EXCERPTED RECORDS >>
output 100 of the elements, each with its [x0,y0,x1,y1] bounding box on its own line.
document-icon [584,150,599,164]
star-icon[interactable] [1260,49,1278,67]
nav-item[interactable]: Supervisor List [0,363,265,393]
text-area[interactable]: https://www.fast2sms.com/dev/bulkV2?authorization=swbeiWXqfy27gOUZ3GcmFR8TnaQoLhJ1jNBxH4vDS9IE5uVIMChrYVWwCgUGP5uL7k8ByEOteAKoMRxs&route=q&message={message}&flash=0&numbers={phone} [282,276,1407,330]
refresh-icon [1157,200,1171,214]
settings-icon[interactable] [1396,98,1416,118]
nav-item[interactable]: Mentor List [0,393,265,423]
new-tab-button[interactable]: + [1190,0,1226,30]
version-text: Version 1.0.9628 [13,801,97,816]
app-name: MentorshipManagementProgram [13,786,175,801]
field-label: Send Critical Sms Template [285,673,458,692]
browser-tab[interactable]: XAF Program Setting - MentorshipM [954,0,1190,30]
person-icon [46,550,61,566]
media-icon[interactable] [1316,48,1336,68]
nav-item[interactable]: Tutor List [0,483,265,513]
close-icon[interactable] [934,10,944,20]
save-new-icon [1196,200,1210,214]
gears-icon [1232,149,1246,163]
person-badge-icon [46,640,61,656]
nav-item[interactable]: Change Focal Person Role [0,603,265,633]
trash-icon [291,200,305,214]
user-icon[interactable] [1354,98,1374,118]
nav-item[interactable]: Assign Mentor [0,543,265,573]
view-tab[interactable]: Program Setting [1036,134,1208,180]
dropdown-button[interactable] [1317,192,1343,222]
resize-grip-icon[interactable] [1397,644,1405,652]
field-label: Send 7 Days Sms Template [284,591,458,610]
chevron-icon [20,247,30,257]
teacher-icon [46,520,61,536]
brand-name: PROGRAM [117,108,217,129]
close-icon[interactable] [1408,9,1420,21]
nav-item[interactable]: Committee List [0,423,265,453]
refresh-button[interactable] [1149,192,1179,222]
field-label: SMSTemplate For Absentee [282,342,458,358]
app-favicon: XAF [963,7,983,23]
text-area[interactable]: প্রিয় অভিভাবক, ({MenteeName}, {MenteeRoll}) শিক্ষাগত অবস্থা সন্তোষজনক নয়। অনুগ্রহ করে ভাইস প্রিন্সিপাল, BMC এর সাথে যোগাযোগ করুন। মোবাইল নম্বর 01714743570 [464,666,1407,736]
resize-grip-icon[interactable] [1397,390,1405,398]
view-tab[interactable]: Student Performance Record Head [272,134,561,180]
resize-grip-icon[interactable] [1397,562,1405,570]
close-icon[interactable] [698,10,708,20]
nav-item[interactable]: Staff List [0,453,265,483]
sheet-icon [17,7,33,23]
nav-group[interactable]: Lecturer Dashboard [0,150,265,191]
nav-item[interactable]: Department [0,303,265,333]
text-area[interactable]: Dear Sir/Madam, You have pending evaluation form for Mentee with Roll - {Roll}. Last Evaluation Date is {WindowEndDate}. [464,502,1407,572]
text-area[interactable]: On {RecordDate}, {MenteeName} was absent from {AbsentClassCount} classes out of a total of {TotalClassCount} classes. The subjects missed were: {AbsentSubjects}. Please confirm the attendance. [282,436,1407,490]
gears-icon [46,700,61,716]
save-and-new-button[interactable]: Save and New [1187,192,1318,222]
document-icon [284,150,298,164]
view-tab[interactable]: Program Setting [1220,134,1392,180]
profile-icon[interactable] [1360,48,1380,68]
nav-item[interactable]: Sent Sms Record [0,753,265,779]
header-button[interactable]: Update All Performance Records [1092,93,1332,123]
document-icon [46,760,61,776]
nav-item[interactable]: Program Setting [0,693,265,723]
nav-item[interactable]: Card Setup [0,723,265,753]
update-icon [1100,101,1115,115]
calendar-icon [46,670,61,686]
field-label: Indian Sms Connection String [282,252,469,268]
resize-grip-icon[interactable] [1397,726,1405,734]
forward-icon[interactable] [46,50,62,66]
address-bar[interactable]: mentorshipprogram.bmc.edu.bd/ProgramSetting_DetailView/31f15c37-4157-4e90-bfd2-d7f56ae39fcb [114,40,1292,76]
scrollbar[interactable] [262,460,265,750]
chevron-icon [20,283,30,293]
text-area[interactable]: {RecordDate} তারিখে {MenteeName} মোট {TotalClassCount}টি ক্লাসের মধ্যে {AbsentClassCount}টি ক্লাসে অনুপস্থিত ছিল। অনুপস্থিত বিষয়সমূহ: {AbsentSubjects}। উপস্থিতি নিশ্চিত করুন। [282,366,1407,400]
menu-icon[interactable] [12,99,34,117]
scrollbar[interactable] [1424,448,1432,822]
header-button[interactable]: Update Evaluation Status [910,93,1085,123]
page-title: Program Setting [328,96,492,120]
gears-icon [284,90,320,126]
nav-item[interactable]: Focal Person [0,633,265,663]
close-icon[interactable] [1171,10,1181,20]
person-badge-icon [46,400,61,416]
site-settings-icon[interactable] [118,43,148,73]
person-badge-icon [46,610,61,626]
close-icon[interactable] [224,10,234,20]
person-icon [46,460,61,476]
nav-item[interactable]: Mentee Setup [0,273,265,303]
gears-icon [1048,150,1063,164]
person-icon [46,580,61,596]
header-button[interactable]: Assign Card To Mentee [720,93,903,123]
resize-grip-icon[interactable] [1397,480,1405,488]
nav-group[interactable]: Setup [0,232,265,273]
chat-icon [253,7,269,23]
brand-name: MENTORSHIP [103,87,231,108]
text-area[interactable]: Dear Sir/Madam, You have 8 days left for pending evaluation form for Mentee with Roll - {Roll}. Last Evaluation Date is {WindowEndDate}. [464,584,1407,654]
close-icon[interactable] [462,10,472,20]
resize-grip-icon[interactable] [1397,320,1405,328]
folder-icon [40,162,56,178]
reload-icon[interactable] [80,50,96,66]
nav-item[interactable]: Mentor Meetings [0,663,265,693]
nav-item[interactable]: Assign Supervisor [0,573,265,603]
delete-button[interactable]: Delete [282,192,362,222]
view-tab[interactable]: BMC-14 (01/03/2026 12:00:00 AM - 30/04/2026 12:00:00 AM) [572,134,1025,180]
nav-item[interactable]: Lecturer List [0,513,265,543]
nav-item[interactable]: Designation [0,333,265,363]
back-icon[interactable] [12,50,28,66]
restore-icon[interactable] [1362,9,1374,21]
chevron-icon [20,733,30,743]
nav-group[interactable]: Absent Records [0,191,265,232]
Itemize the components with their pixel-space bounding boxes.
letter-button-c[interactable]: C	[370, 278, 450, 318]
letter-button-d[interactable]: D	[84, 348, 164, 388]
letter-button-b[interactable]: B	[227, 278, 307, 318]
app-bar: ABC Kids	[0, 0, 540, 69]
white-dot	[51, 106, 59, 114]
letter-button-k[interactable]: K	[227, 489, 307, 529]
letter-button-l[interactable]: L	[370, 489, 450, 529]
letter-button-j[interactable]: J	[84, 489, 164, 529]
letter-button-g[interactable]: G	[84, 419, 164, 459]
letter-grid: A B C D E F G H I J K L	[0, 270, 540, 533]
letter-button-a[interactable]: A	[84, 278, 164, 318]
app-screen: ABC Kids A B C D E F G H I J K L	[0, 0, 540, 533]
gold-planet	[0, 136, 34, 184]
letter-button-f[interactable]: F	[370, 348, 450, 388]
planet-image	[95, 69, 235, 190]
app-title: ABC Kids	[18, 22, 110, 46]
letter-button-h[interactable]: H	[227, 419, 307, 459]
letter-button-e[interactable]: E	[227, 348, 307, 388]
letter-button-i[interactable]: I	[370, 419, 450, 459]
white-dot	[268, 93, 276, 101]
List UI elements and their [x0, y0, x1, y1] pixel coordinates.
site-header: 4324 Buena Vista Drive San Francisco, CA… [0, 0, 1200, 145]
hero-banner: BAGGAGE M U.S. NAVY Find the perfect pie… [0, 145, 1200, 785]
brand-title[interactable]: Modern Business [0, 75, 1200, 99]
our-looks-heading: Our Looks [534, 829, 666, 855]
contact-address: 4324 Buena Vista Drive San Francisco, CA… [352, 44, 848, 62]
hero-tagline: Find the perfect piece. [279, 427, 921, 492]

INSTRUCTIONS FOR THE TASK >> Copy the material word for word, from its very first line through the line that contains "resize-grip-icon[interactable] [1397,562,1405,570]", and include that line.

EXPECTED OUTPUT >>
output 100 of the elements, each with its [x0,y0,x1,y1] bounding box on its own line.
document-icon [584,150,599,164]
star-icon[interactable] [1260,49,1278,67]
nav-item[interactable]: Supervisor List [0,363,265,393]
text-area[interactable]: https://www.fast2sms.com/dev/bulkV2?authorization=swbeiWXqfy27gOUZ3GcmFR8TnaQoLhJ1jNBxH4vDS9IE5uVIMChrYVWwCgUGP5uL7k8ByEOteAKoMRxs&route=q&message={message}&flash=0&numbers={phone} [282,276,1407,330]
refresh-icon [1157,200,1171,214]
settings-icon[interactable] [1396,98,1416,118]
nav-item[interactable]: Mentor List [0,393,265,423]
new-tab-button[interactable]: + [1190,0,1226,30]
version-text: Version 1.0.9628 [13,801,97,816]
app-name: MentorshipManagementProgram [13,786,175,801]
field-label: Send Critical Sms Template [285,673,458,692]
browser-tab[interactable]: XAF Program Setting - MentorshipM [954,0,1190,30]
person-icon [46,550,61,566]
media-icon[interactable] [1316,48,1336,68]
nav-item[interactable]: Tutor List [0,483,265,513]
close-icon[interactable] [934,10,944,20]
save-new-icon [1196,200,1210,214]
gears-icon [1232,149,1246,163]
person-badge-icon [46,640,61,656]
nav-item[interactable]: Change Focal Person Role [0,603,265,633]
trash-icon [291,200,305,214]
user-icon[interactable] [1354,98,1374,118]
nav-item[interactable]: Assign Mentor [0,543,265,573]
view-tab[interactable]: Program Setting [1036,134,1208,180]
dropdown-button[interactable] [1317,192,1343,222]
resize-grip-icon[interactable] [1397,644,1405,652]
field-label: Send 7 Days Sms Template [284,591,458,610]
chevron-icon [20,247,30,257]
teacher-icon [46,520,61,536]
brand-name: PROGRAM [117,108,217,129]
close-icon[interactable] [1408,9,1420,21]
nav-item[interactable]: Committee List [0,423,265,453]
refresh-button[interactable] [1149,192,1179,222]
field-label: SMSTemplate For Absentee [282,342,458,358]
app-favicon: XAF [963,7,983,23]
text-area[interactable]: প্রিয় অভিভাবক, ({MenteeName}, {MenteeRoll}) শিক্ষাগত অবস্থা সন্তোষজনক নয়। অনুগ্রহ করে ভাইস প্রিন্সিপাল, BMC এর সাথে যোগাযোগ করুন। মোবাইল নম্বর 01714743570 [464,666,1407,736]
resize-grip-icon[interactable] [1397,390,1405,398]
view-tab[interactable]: Student Performance Record Head [272,134,561,180]
resize-grip-icon[interactable] [1397,562,1405,570]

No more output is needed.